[Dataset records]
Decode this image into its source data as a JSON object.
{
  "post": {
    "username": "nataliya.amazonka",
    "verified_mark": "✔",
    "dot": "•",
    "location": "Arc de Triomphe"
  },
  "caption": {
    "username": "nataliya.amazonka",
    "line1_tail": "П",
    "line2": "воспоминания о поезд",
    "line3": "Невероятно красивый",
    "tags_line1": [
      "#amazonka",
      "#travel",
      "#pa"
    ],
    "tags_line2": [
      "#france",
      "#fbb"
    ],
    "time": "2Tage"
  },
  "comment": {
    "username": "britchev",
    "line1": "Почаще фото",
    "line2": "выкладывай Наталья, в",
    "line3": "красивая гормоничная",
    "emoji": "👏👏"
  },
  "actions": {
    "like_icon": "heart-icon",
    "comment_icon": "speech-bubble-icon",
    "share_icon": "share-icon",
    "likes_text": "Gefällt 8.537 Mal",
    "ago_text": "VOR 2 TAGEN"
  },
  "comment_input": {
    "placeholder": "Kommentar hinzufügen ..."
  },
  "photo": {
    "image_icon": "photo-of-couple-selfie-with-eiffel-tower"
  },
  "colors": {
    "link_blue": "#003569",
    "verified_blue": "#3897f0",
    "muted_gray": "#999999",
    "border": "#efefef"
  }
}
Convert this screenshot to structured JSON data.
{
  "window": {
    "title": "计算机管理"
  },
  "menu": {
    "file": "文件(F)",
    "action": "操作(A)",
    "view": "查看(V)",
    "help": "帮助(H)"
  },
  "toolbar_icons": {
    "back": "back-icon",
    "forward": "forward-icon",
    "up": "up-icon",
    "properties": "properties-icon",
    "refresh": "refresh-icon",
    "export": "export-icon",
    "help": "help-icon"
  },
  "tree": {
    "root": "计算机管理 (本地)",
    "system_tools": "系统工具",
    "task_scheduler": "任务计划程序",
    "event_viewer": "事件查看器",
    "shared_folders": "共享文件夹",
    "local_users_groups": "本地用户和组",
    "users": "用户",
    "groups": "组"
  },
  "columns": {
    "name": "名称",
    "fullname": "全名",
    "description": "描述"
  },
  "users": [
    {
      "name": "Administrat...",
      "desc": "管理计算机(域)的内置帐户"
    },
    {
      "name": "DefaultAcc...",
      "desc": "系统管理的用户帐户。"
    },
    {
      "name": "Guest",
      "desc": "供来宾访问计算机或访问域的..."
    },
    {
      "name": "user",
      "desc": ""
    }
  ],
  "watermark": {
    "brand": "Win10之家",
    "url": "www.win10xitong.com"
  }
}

Task statement → Beginning at the line containing "Convert this screenshot", repeat each line exactly through the last line of the entries, and include no other lines.

Solution to the problem →
Convert this screenshot to structured JSON data.
{
  "window": {
    "title": "计算机管理"
  },
  "menu": {
    "file": "文件(F)",
    "action": "操作(A)",
    "view": "查看(V)",
    "help": "帮助(H)"
  },
  "toolbar_icons": {
    "back": "back-icon",
    "forward": "forward-icon",
    "up": "up-icon",
    "properties": "properties-icon",
    "refresh": "refresh-icon",
    "export": "export-icon",
    "help": "help-icon"
  },
  "tree": {
    "root": "计算机管理 (本地)",
    "system_tools": "系统工具",
    "task_scheduler": "任务计划程序",
    "event_viewer": "事件查看器",
    "shared_folders": "共享文件夹",
    "local_users_groups": "本地用户和组",
    "users": "用户",
    "groups": "组"
  },
  "columns": {
    "name": "名称",
    "fullname": "全名",
    "description": "描述"
  },
  "users": [
    {
      "name": "Administrat...",
      "desc": "管理计算机(域)的内置帐户"
    },
    {
      "name": "DefaultAcc...",
      "desc": "系统管理的用户帐户。"
    },
    {
      "name": "Guest",
      "desc": "供来宾访问计算机或访问域的..."
    },
    {
      "name": "user",
      "desc": ""
    }
  ],
  "watermark": {
    "brand": "Win10之家",
    "url": "www.win10xitong.com"
  }
}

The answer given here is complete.